===== Records to process

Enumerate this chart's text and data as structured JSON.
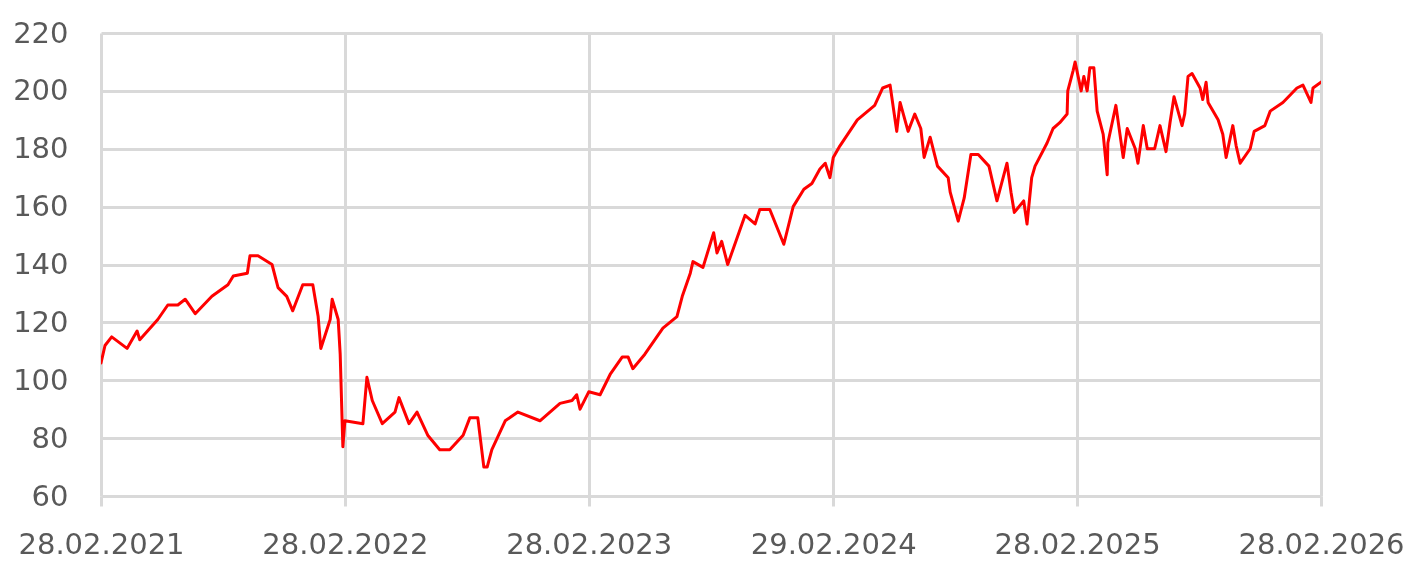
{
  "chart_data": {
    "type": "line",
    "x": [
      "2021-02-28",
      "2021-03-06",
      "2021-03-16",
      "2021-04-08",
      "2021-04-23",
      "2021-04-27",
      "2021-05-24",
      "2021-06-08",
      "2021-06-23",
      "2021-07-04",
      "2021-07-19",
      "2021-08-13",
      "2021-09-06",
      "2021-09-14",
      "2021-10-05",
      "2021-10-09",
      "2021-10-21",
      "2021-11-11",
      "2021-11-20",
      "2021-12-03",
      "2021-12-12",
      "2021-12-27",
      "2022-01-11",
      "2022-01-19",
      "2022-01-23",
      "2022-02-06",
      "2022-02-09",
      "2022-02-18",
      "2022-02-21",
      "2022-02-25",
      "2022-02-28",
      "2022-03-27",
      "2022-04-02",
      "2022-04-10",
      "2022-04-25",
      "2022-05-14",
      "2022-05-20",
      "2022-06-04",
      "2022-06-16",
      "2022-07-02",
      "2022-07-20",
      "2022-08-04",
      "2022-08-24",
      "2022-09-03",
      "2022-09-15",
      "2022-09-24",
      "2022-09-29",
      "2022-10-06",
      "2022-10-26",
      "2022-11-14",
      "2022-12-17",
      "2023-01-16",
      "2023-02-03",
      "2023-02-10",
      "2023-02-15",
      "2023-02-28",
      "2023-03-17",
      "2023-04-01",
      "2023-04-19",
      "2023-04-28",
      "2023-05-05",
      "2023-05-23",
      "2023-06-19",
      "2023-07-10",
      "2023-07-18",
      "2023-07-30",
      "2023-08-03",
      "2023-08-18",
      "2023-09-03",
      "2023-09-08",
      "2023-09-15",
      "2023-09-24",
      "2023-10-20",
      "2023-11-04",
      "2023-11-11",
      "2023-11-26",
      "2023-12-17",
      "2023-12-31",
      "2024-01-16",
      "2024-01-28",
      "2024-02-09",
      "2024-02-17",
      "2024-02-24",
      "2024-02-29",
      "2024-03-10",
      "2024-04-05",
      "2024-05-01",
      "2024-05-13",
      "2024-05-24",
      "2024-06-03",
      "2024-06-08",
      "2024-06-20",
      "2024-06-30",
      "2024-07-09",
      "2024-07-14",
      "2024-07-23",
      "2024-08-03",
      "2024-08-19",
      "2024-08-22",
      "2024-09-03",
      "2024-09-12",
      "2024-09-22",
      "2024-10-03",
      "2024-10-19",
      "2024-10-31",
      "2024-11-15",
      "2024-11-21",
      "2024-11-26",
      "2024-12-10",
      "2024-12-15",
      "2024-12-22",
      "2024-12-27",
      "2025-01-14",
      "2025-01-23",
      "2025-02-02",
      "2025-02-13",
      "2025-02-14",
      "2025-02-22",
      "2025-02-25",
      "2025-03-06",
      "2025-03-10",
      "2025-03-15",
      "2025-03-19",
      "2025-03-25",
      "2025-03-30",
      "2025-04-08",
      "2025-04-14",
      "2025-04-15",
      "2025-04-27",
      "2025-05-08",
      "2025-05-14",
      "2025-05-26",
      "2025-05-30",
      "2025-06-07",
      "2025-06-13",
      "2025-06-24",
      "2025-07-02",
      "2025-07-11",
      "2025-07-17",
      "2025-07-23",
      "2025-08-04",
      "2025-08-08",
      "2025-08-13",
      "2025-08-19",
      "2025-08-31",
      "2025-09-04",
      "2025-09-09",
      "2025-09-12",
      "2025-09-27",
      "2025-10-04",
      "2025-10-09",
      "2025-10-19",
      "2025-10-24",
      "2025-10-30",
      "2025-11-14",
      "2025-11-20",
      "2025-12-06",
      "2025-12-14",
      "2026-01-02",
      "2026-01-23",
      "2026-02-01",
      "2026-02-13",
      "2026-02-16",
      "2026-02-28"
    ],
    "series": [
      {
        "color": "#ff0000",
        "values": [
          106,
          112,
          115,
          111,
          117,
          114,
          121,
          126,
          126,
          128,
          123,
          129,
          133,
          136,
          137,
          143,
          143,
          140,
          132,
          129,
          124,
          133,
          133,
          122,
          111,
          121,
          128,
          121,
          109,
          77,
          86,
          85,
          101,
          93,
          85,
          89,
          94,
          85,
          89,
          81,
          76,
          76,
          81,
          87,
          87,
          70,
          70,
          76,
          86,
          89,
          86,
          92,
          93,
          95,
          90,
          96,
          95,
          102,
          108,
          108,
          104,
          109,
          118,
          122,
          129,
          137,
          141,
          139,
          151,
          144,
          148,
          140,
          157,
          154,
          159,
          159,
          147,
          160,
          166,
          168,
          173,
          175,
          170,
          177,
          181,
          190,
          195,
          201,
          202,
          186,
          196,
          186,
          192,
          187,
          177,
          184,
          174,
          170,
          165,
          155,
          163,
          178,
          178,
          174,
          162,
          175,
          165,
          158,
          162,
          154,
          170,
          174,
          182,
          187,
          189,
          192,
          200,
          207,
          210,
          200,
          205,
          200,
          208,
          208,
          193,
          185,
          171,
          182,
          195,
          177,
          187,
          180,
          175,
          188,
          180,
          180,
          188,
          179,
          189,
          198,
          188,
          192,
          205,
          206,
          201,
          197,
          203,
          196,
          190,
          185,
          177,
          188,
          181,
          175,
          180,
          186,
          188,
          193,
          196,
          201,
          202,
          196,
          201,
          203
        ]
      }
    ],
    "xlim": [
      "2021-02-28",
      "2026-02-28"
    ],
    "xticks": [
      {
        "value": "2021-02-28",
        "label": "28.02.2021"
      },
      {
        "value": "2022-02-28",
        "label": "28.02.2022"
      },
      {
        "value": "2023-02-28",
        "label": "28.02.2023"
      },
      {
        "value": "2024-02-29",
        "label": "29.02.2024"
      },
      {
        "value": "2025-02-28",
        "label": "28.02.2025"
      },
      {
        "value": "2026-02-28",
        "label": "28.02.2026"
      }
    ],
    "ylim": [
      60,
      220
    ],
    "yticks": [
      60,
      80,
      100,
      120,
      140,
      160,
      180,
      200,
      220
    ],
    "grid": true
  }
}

==========
===== Records to process

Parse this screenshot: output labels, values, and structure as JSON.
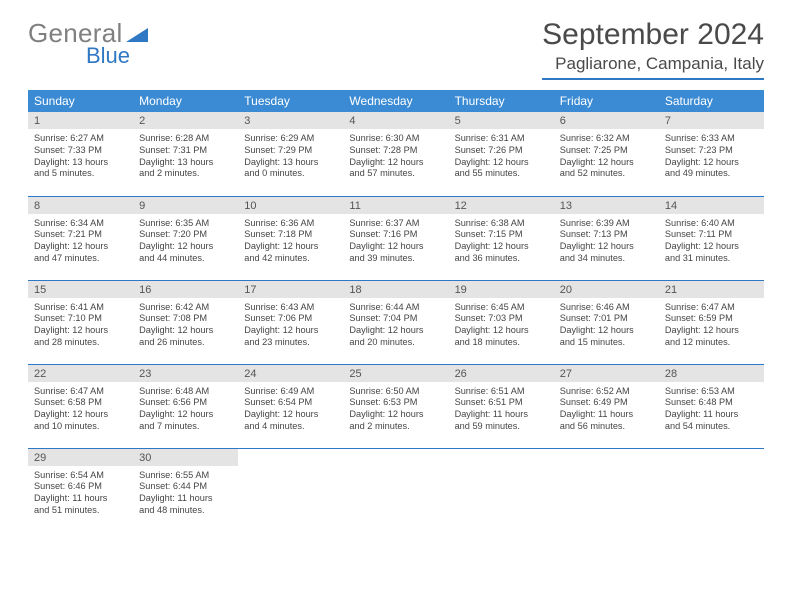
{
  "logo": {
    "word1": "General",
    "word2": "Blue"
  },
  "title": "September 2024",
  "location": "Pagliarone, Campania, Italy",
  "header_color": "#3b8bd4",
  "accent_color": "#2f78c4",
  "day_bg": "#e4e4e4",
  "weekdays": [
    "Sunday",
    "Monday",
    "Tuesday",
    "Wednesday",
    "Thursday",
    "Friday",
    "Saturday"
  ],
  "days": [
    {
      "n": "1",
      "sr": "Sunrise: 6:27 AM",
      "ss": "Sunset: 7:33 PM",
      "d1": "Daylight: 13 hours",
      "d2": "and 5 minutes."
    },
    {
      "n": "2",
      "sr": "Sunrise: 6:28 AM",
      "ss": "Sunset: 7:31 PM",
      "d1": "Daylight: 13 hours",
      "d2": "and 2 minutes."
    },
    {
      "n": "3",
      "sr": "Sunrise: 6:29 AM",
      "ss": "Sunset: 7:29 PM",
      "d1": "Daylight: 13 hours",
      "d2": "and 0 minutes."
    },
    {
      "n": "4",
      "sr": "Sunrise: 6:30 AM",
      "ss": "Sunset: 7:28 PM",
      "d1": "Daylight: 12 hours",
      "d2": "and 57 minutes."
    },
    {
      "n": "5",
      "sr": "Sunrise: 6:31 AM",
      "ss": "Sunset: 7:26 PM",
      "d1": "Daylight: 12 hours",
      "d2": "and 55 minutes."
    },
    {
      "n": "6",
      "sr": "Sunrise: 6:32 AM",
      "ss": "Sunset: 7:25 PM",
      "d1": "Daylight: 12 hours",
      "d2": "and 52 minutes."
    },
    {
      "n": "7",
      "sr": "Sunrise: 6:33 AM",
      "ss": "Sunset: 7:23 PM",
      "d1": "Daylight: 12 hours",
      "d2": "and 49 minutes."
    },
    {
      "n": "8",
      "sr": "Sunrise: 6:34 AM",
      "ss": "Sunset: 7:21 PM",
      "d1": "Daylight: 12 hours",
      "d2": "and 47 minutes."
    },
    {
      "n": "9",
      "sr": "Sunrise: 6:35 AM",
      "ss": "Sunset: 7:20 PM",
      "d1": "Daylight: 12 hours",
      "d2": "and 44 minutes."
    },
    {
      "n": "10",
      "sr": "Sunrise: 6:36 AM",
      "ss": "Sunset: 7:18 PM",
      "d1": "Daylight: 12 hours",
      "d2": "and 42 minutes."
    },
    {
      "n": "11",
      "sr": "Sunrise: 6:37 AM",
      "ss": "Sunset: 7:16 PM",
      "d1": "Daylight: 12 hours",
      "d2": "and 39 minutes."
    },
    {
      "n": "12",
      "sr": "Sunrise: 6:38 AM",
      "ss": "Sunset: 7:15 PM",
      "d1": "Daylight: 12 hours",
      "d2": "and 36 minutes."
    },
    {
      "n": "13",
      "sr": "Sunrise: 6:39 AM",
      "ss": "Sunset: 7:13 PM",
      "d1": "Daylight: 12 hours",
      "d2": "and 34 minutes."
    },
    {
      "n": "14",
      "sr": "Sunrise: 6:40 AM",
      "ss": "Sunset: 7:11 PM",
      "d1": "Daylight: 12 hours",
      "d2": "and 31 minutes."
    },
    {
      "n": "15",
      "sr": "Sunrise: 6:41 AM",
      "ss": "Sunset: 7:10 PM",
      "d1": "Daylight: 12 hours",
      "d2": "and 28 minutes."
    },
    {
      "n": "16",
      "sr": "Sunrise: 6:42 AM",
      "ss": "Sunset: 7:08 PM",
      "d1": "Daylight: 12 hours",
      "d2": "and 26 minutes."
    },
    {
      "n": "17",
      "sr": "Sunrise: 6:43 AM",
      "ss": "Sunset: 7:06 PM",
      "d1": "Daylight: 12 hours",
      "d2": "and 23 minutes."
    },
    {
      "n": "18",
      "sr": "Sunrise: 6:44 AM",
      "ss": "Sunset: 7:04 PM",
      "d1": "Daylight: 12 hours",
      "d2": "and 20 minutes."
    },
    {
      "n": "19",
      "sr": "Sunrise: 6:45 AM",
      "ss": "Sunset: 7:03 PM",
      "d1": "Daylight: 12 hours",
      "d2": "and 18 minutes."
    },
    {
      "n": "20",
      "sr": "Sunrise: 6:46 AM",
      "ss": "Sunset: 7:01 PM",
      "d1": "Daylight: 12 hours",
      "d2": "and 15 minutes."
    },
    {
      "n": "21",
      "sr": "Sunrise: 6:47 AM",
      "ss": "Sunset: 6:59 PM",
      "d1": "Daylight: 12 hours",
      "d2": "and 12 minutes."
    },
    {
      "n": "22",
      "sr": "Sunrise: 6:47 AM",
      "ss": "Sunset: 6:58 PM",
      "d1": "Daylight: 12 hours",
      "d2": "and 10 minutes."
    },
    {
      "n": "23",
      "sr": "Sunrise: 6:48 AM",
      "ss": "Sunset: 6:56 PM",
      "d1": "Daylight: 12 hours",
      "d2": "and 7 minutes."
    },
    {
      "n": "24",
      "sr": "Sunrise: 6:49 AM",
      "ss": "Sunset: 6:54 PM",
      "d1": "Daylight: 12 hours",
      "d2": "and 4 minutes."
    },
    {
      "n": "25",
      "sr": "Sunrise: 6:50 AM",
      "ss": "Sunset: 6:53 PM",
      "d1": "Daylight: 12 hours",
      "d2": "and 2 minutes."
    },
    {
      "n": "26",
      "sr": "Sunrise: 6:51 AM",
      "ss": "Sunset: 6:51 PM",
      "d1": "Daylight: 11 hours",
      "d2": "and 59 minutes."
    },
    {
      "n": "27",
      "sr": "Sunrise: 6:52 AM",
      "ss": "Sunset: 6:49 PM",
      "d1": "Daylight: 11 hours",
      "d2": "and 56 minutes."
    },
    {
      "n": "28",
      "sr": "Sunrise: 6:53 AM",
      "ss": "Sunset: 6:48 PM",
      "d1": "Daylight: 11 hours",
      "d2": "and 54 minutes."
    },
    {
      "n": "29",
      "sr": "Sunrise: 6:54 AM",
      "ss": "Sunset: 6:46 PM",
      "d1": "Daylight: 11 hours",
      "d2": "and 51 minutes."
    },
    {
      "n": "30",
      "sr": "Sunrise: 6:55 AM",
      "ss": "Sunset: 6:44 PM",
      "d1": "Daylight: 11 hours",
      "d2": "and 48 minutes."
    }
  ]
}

==========

> [Exercise goal]:
Above are the records. Identify each line that contains the word "this".

> [Result below]:
Enumerate this chart's text and data as structured JSON.
Parse this screenshot: output labels, values, and structure as JSON.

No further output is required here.